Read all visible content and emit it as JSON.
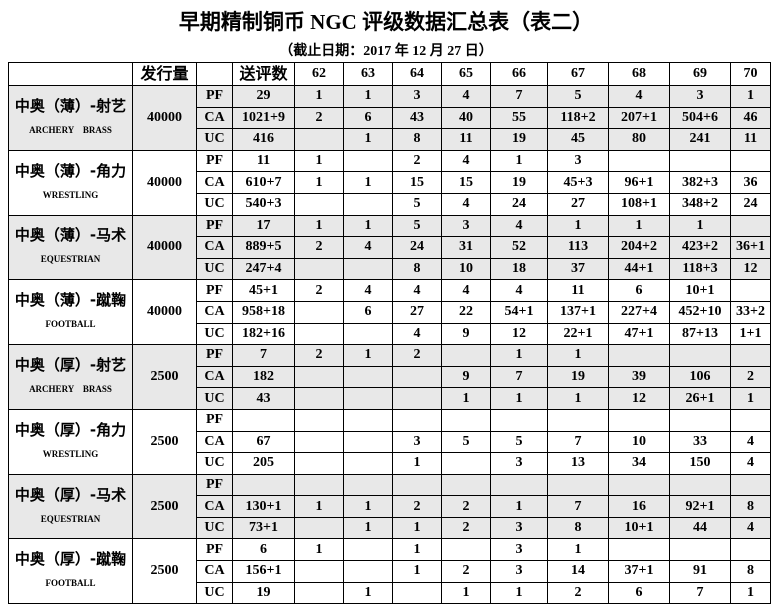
{
  "title": "早期精制铜币 NGC 评级数据汇总表（表二）",
  "subtitle": "（截止日期：2017 年 12 月 27 日）",
  "headers": {
    "name": "",
    "issue": "发行量",
    "grade": "",
    "total": "送评数",
    "grades": [
      "62",
      "63",
      "64",
      "65",
      "66",
      "67",
      "68",
      "69",
      "70"
    ]
  },
  "shade_color": "#e8e8e8",
  "groups": [
    {
      "cn": "中奥（薄）-射艺",
      "en": "ARCHERY　BRASS",
      "issue": "40000",
      "rows": [
        {
          "g": "PF",
          "total": "29",
          "v": [
            "1",
            "1",
            "3",
            "4",
            "7",
            "5",
            "4",
            "3",
            "1"
          ]
        },
        {
          "g": "CA",
          "total": "1021+9",
          "v": [
            "2",
            "6",
            "43",
            "40",
            "55",
            "118+2",
            "207+1",
            "504+6",
            "46"
          ]
        },
        {
          "g": "UC",
          "total": "416",
          "v": [
            "",
            "1",
            "8",
            "11",
            "19",
            "45",
            "80",
            "241",
            "11"
          ]
        }
      ]
    },
    {
      "cn": "中奥（薄）-角力",
      "en": "WRESTLING",
      "issue": "40000",
      "rows": [
        {
          "g": "PF",
          "total": "11",
          "v": [
            "1",
            "",
            "2",
            "4",
            "1",
            "3",
            "",
            "",
            ""
          ]
        },
        {
          "g": "CA",
          "total": "610+7",
          "v": [
            "1",
            "1",
            "15",
            "15",
            "19",
            "45+3",
            "96+1",
            "382+3",
            "36"
          ]
        },
        {
          "g": "UC",
          "total": "540+3",
          "v": [
            "",
            "",
            "5",
            "4",
            "24",
            "27",
            "108+1",
            "348+2",
            "24"
          ]
        }
      ]
    },
    {
      "cn": "中奥（薄）-马术",
      "en": "EQUESTRIAN",
      "issue": "40000",
      "rows": [
        {
          "g": "PF",
          "total": "17",
          "v": [
            "1",
            "1",
            "5",
            "3",
            "4",
            "1",
            "1",
            "1",
            ""
          ]
        },
        {
          "g": "CA",
          "total": "889+5",
          "v": [
            "2",
            "4",
            "24",
            "31",
            "52",
            "113",
            "204+2",
            "423+2",
            "36+1"
          ]
        },
        {
          "g": "UC",
          "total": "247+4",
          "v": [
            "",
            "",
            "8",
            "10",
            "18",
            "37",
            "44+1",
            "118+3",
            "12"
          ]
        }
      ]
    },
    {
      "cn": "中奥（薄）-蹴鞠",
      "en": "FOOTBALL",
      "issue": "40000",
      "rows": [
        {
          "g": "PF",
          "total": "45+1",
          "v": [
            "2",
            "4",
            "4",
            "4",
            "4",
            "11",
            "6",
            "10+1",
            ""
          ]
        },
        {
          "g": "CA",
          "total": "958+18",
          "v": [
            "",
            "6",
            "27",
            "22",
            "54+1",
            "137+1",
            "227+4",
            "452+10",
            "33+2"
          ]
        },
        {
          "g": "UC",
          "total": "182+16",
          "v": [
            "",
            "",
            "4",
            "9",
            "12",
            "22+1",
            "47+1",
            "87+13",
            "1+1"
          ]
        }
      ]
    },
    {
      "cn": "中奥（厚）-射艺",
      "en": "ARCHERY　BRASS",
      "issue": "2500",
      "rows": [
        {
          "g": "PF",
          "total": "7",
          "v": [
            "2",
            "1",
            "2",
            "",
            "1",
            "1",
            "",
            "",
            ""
          ]
        },
        {
          "g": "CA",
          "total": "182",
          "v": [
            "",
            "",
            "",
            "9",
            "7",
            "19",
            "39",
            "106",
            "2"
          ]
        },
        {
          "g": "UC",
          "total": "43",
          "v": [
            "",
            "",
            "",
            "1",
            "1",
            "1",
            "12",
            "26+1",
            "1"
          ]
        }
      ]
    },
    {
      "cn": "中奥（厚）-角力",
      "en": "WRESTLING",
      "issue": "2500",
      "rows": [
        {
          "g": "PF",
          "total": "",
          "v": [
            "",
            "",
            "",
            "",
            "",
            "",
            "",
            "",
            ""
          ]
        },
        {
          "g": "CA",
          "total": "67",
          "v": [
            "",
            "",
            "3",
            "5",
            "5",
            "7",
            "10",
            "33",
            "4"
          ]
        },
        {
          "g": "UC",
          "total": "205",
          "v": [
            "",
            "",
            "1",
            "",
            "3",
            "13",
            "34",
            "150",
            "4"
          ]
        }
      ]
    },
    {
      "cn": "中奥（厚）-马术",
      "en": "EQUESTRIAN",
      "issue": "2500",
      "rows": [
        {
          "g": "PF",
          "total": "",
          "v": [
            "",
            "",
            "",
            "",
            "",
            "",
            "",
            "",
            ""
          ]
        },
        {
          "g": "CA",
          "total": "130+1",
          "v": [
            "1",
            "1",
            "2",
            "2",
            "1",
            "7",
            "16",
            "92+1",
            "8"
          ]
        },
        {
          "g": "UC",
          "total": "73+1",
          "v": [
            "",
            "1",
            "1",
            "2",
            "3",
            "8",
            "10+1",
            "44",
            "4"
          ]
        }
      ]
    },
    {
      "cn": "中奥（厚）-蹴鞠",
      "en": "FOOTBALL",
      "issue": "2500",
      "rows": [
        {
          "g": "PF",
          "total": "6",
          "v": [
            "1",
            "",
            "1",
            "",
            "3",
            "1",
            "",
            "",
            ""
          ]
        },
        {
          "g": "CA",
          "total": "156+1",
          "v": [
            "",
            "",
            "1",
            "2",
            "3",
            "14",
            "37+1",
            "91",
            "8"
          ]
        },
        {
          "g": "UC",
          "total": "19",
          "v": [
            "",
            "1",
            "",
            "1",
            "1",
            "2",
            "6",
            "7",
            "1"
          ]
        }
      ]
    }
  ]
}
══════════════════════════════
**Work to do**.
Skipping the pictures, transcribe each line above exactly as it appears.

**Written response**.
Read all visible content and emit it as JSON.
{
  "title": "早期精制铜币 NGC 评级数据汇总表（表二）",
  "subtitle": "（截止日期：2017 年 12 月 27 日）",
  "headers": {
    "name": "",
    "issue": "发行量",
    "grade": "",
    "total": "送评数",
    "grades": [
      "62",
      "63",
      "64",
      "65",
      "66",
      "67",
      "68",
      "69",
      "70"
    ]
  },
  "shade_color": "#e8e8e8",
  "groups": [
    {
      "cn": "中奥（薄）-射艺",
      "en": "ARCHERY　BRASS",
      "issue": "40000",
      "rows": [
        {
          "g": "PF",
          "total": "29",
          "v": [
            "1",
            "1",
            "3",
            "4",
            "7",
            "5",
            "4",
            "3",
            "1"
          ]
        },
        {
          "g": "CA",
          "total": "1021+9",
          "v": [
            "2",
            "6",
            "43",
            "40",
            "55",
            "118+2",
            "207+1",
            "504+6",
            "46"
          ]
        },
        {
          "g": "UC",
          "total": "416",
          "v": [
            "",
            "1",
            "8",
            "11",
            "19",
            "45",
            "80",
            "241",
            "11"
          ]
        }
      ]
    },
    {
      "cn": "中奥（薄）-角力",
      "en": "WRESTLING",
      "issue": "40000",
      "rows": [
        {
          "g": "PF",
          "total": "11",
          "v": [
            "1",
            "",
            "2",
            "4",
            "1",
            "3",
            "",
            "",
            ""
          ]
        },
        {
          "g": "CA",
          "total": "610+7",
          "v": [
            "1",
            "1",
            "15",
            "15",
            "19",
            "45+3",
            "96+1",
            "382+3",
            "36"
          ]
        },
        {
          "g": "UC",
          "total": "540+3",
          "v": [
            "",
            "",
            "5",
            "4",
            "24",
            "27",
            "108+1",
            "348+2",
            "24"
          ]
        }
      ]
    },
    {
      "cn": "中奥（薄）-马术",
      "en": "EQUESTRIAN",
      "issue": "40000",
      "rows": [
        {
          "g": "PF",
          "total": "17",
          "v": [
            "1",
            "1",
            "5",
            "3",
            "4",
            "1",
            "1",
            "1",
            ""
          ]
        },
        {
          "g": "CA",
          "total": "889+5",
          "v": [
            "2",
            "4",
            "24",
            "31",
            "52",
            "113",
            "204+2",
            "423+2",
            "36+1"
          ]
        },
        {
          "g": "UC",
          "total": "247+4",
          "v": [
            "",
            "",
            "8",
            "10",
            "18",
            "37",
            "44+1",
            "118+3",
            "12"
          ]
        }
      ]
    },
    {
      "cn": "中奥（薄）-蹴鞠",
      "en": "FOOTBALL",
      "issue": "40000",
      "rows": [
        {
          "g": "PF",
          "total": "45+1",
          "v": [
            "2",
            "4",
            "4",
            "4",
            "4",
            "11",
            "6",
            "10+1",
            ""
          ]
        },
        {
          "g": "CA",
          "total": "958+18",
          "v": [
            "",
            "6",
            "27",
            "22",
            "54+1",
            "137+1",
            "227+4",
            "452+10",
            "33+2"
          ]
        },
        {
          "g": "UC",
          "total": "182+16",
          "v": [
            "",
            "",
            "4",
            "9",
            "12",
            "22+1",
            "47+1",
            "87+13",
            "1+1"
          ]
        }
      ]
    },
    {
      "cn": "中奥（厚）-射艺",
      "en": "ARCHERY　BRASS",
      "issue": "2500",
      "rows": [
        {
          "g": "PF",
          "total": "7",
          "v": [
            "2",
            "1",
            "2",
            "",
            "1",
            "1",
            "",
            "",
            ""
          ]
        },
        {
          "g": "CA",
          "total": "182",
          "v": [
            "",
            "",
            "",
            "9",
            "7",
            "19",
            "39",
            "106",
            "2"
          ]
        },
        {
          "g": "UC",
          "total": "43",
          "v": [
            "",
            "",
            "",
            "1",
            "1",
            "1",
            "12",
            "26+1",
            "1"
          ]
        }
      ]
    },
    {
      "cn": "中奥（厚）-角力",
      "en": "WRESTLING",
      "issue": "2500",
      "rows": [
        {
          "g": "PF",
          "total": "",
          "v": [
            "",
            "",
            "",
            "",
            "",
            "",
            "",
            "",
            ""
          ]
        },
        {
          "g": "CA",
          "total": "67",
          "v": [
            "",
            "",
            "3",
            "5",
            "5",
            "7",
            "10",
            "33",
            "4"
          ]
        },
        {
          "g": "UC",
          "total": "205",
          "v": [
            "",
            "",
            "1",
            "",
            "3",
            "13",
            "34",
            "150",
            "4"
          ]
        }
      ]
    },
    {
      "cn": "中奥（厚）-马术",
      "en": "EQUESTRIAN",
      "issue": "2500",
      "rows": [
        {
          "g": "PF",
          "total": "",
          "v": [
            "",
            "",
            "",
            "",
            "",
            "",
            "",
            "",
            ""
          ]
        },
        {
          "g": "CA",
          "total": "130+1",
          "v": [
            "1",
            "1",
            "2",
            "2",
            "1",
            "7",
            "16",
            "92+1",
            "8"
          ]
        },
        {
          "g": "UC",
          "total": "73+1",
          "v": [
            "",
            "1",
            "1",
            "2",
            "3",
            "8",
            "10+1",
            "44",
            "4"
          ]
        }
      ]
    },
    {
      "cn": "中奥（厚）-蹴鞠",
      "en": "FOOTBALL",
      "issue": "2500",
      "rows": [
        {
          "g": "PF",
          "total": "6",
          "v": [
            "1",
            "",
            "1",
            "",
            "3",
            "1",
            "",
            "",
            ""
          ]
        },
        {
          "g": "CA",
          "total": "156+1",
          "v": [
            "",
            "",
            "1",
            "2",
            "3",
            "14",
            "37+1",
            "91",
            "8"
          ]
        },
        {
          "g": "UC",
          "total": "19",
          "v": [
            "",
            "1",
            "",
            "1",
            "1",
            "2",
            "6",
            "7",
            "1"
          ]
        }
      ]
    }
  ]
}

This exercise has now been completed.